**Brief:** Copy all records verbatim.
* Begin *
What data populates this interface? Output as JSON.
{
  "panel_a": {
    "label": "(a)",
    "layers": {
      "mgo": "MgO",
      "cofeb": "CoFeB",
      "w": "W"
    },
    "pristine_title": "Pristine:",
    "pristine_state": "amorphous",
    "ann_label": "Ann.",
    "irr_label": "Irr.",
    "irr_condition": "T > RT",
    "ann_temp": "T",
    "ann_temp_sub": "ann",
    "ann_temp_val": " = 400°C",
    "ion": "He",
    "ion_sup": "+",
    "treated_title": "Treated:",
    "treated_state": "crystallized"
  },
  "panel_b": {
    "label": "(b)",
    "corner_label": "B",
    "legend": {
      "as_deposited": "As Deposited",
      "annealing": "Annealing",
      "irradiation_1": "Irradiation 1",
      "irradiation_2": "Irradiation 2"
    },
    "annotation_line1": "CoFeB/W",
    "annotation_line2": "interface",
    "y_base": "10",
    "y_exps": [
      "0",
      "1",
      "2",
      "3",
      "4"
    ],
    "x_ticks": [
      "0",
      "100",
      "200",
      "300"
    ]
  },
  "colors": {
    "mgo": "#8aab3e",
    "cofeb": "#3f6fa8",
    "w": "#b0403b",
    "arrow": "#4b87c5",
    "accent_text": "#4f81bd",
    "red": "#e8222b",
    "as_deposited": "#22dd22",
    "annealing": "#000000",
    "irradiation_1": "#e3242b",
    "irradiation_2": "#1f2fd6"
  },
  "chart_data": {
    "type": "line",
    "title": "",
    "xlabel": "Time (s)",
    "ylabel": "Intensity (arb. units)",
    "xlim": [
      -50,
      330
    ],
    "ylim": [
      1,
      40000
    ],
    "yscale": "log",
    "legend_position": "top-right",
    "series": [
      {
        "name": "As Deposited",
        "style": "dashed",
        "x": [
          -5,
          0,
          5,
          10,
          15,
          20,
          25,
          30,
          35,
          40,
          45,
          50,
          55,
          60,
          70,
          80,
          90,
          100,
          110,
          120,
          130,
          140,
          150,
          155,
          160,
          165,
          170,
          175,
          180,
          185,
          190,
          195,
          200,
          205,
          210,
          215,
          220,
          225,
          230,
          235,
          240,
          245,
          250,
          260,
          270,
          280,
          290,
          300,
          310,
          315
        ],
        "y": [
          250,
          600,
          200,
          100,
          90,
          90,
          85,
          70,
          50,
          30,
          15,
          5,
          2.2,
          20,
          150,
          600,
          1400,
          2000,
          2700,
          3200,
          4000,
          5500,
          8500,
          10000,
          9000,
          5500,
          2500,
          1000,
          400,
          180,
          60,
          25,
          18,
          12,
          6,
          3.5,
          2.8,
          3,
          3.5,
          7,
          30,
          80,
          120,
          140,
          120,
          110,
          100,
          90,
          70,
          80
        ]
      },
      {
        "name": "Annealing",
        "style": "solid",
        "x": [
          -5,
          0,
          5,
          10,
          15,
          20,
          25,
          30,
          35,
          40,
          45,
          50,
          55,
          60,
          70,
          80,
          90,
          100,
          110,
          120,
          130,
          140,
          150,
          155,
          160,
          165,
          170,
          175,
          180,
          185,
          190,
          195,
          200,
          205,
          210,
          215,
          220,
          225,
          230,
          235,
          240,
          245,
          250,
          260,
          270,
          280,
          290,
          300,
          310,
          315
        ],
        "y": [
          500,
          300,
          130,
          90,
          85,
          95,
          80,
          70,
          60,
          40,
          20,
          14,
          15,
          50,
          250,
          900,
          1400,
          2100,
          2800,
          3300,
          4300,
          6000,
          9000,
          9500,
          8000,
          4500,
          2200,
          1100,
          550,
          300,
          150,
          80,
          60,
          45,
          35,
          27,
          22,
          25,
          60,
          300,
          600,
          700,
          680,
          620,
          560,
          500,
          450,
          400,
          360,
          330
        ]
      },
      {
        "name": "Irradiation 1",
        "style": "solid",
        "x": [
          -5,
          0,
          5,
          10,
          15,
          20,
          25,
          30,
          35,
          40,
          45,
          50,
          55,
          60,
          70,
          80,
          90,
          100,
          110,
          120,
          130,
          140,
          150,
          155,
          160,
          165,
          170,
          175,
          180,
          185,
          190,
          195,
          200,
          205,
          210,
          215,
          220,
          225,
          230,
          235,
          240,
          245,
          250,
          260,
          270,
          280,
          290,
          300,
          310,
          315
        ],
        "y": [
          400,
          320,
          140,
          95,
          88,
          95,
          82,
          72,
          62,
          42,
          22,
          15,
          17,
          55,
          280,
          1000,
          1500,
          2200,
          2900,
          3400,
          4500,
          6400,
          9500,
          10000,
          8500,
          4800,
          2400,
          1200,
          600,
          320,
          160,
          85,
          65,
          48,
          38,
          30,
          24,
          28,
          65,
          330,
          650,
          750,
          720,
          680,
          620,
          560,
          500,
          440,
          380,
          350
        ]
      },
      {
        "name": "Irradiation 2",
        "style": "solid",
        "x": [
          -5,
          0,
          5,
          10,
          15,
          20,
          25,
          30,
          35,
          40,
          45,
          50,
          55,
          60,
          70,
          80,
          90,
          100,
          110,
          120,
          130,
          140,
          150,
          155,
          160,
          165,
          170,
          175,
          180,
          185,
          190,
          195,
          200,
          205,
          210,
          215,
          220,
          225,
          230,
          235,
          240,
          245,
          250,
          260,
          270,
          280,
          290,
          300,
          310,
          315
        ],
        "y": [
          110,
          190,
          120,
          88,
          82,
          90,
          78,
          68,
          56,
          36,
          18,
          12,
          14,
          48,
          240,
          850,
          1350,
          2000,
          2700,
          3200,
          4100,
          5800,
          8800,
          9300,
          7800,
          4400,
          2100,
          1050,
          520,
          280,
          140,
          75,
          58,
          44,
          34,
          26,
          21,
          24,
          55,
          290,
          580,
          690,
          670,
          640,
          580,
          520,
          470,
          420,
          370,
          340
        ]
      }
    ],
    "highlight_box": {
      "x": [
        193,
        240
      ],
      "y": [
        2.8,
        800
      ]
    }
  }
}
* End *
**Right answer:**
What data populates this interface? Output as JSON.
{
  "panel_a": {
    "label": "(a)",
    "layers": {
      "mgo": "MgO",
      "cofeb": "CoFeB",
      "w": "W"
    },
    "pristine_title": "Pristine:",
    "pristine_state": "amorphous",
    "ann_label": "Ann.",
    "irr_label": "Irr.",
    "irr_condition": "T > RT",
    "ann_temp": "T",
    "ann_temp_sub": "ann",
    "ann_temp_val": " = 400°C",
    "ion": "He",
    "ion_sup": "+",
    "treated_title": "Treated:",
    "treated_state": "crystallized"
  },
  "panel_b": {
    "label": "(b)",
    "corner_label": "B",
    "legend": {
      "as_deposited": "As Deposited",
      "annealing": "Annealing",
      "irradiation_1": "Irradiation 1",
      "irradiation_2": "Irradiation 2"
    },
    "annotation_line1": "CoFeB/W",
    "annotation_line2": "interface",
    "y_base": "10",
    "y_exps": [
      "0",
      "1",
      "2",
      "3",
      "4"
    ],
    "x_ticks": [
      "0",
      "100",
      "200",
      "300"
    ]
  },
  "colors": {
    "mgo": "#8aab3e",
    "cofeb": "#3f6fa8",
    "w": "#b0403b",
    "arrow": "#4b87c5",
    "accent_text": "#4f81bd",
    "red": "#e8222b",
    "as_deposited": "#22dd22",
    "annealing": "#000000",
    "irradiation_1": "#e3242b",
    "irradiation_2": "#1f2fd6"
  },
  "chart_data": {
    "type": "line",
    "title": "",
    "xlabel": "Time (s)",
    "ylabel": "Intensity (arb. units)",
    "xlim": [
      -50,
      330
    ],
    "ylim": [
      1,
      40000
    ],
    "yscale": "log",
    "legend_position": "top-right",
    "series": [
      {
        "name": "As Deposited",
        "style": "dashed",
        "x": [
          -5,
          0,
          5,
          10,
          15,
          20,
          25,
          30,
          35,
          40,
          45,
          50,
          55,
          60,
          70,
          80,
          90,
          100,
          110,
          120,
          130,
          140,
          150,
          155,
          160,
          165,
          170,
          175,
          180,
          185,
          190,
          195,
          200,
          205,
          210,
          215,
          220,
          225,
          230,
          235,
          240,
          245,
          250,
          260,
          270,
          280,
          290,
          300,
          310,
          315
        ],
        "y": [
          250,
          600,
          200,
          100,
          90,
          90,
          85,
          70,
          50,
          30,
          15,
          5,
          2.2,
          20,
          150,
          600,
          1400,
          2000,
          2700,
          3200,
          4000,
          5500,
          8500,
          10000,
          9000,
          5500,
          2500,
          1000,
          400,
          180,
          60,
          25,
          18,
          12,
          6,
          3.5,
          2.8,
          3,
          3.5,
          7,
          30,
          80,
          120,
          140,
          120,
          110,
          100,
          90,
          70,
          80
        ]
      },
      {
        "name": "Annealing",
        "style": "solid",
        "x": [
          -5,
          0,
          5,
          10,
          15,
          20,
          25,
          30,
          35,
          40,
          45,
          50,
          55,
          60,
          70,
          80,
          90,
          100,
          110,
          120,
          130,
          140,
          150,
          155,
          160,
          165,
          170,
          175,
          180,
          185,
          190,
          195,
          200,
          205,
          210,
          215,
          220,
          225,
          230,
          235,
          240,
          245,
          250,
          260,
          270,
          280,
          290,
          300,
          310,
          315
        ],
        "y": [
          500,
          300,
          130,
          90,
          85,
          95,
          80,
          70,
          60,
          40,
          20,
          14,
          15,
          50,
          250,
          900,
          1400,
          2100,
          2800,
          3300,
          4300,
          6000,
          9000,
          9500,
          8000,
          4500,
          2200,
          1100,
          550,
          300,
          150,
          80,
          60,
          45,
          35,
          27,
          22,
          25,
          60,
          300,
          600,
          700,
          680,
          620,
          560,
          500,
          450,
          400,
          360,
          330
        ]
      },
      {
        "name": "Irradiation 1",
        "style": "solid",
        "x": [
          -5,
          0,
          5,
          10,
          15,
          20,
          25,
          30,
          35,
          40,
          45,
          50,
          55,
          60,
          70,
          80,
          90,
          100,
          110,
          120,
          130,
          140,
          150,
          155,
          160,
          165,
          170,
          175,
          180,
          185,
          190,
          195,
          200,
          205,
          210,
          215,
          220,
          225,
          230,
          235,
          240,
          245,
          250,
          260,
          270,
          280,
          290,
          300,
          310,
          315
        ],
        "y": [
          400,
          320,
          140,
          95,
          88,
          95,
          82,
          72,
          62,
          42,
          22,
          15,
          17,
          55,
          280,
          1000,
          1500,
          2200,
          2900,
          3400,
          4500,
          6400,
          9500,
          10000,
          8500,
          4800,
          2400,
          1200,
          600,
          320,
          160,
          85,
          65,
          48,
          38,
          30,
          24,
          28,
          65,
          330,
          650,
          750,
          720,
          680,
          620,
          560,
          500,
          440,
          380,
          350
        ]
      },
      {
        "name": "Irradiation 2",
        "style": "solid",
        "x": [
          -5,
          0,
          5,
          10,
          15,
          20,
          25,
          30,
          35,
          40,
          45,
          50,
          55,
          60,
          70,
          80,
          90,
          100,
          110,
          120,
          130,
          140,
          150,
          155,
          160,
          165,
          170,
          175,
          180,
          185,
          190,
          195,
          200,
          205,
          210,
          215,
          220,
          225,
          230,
          235,
          240,
          245,
          250,
          260,
          270,
          280,
          290,
          300,
          310,
          315
        ],
        "y": [
          110,
          190,
          120,
          88,
          82,
          90,
          78,
          68,
          56,
          36,
          18,
          12,
          14,
          48,
          240,
          850,
          1350,
          2000,
          2700,
          3200,
          4100,
          5800,
          8800,
          9300,
          7800,
          4400,
          2100,
          1050,
          520,
          280,
          140,
          75,
          58,
          44,
          34,
          26,
          21,
          24,
          55,
          290,
          580,
          690,
          670,
          640,
          580,
          520,
          470,
          420,
          370,
          340
        ]
      }
    ],
    "highlight_box": {
      "x": [
        193,
        240
      ],
      "y": [
        2.8,
        800
      ]
    }
  }
}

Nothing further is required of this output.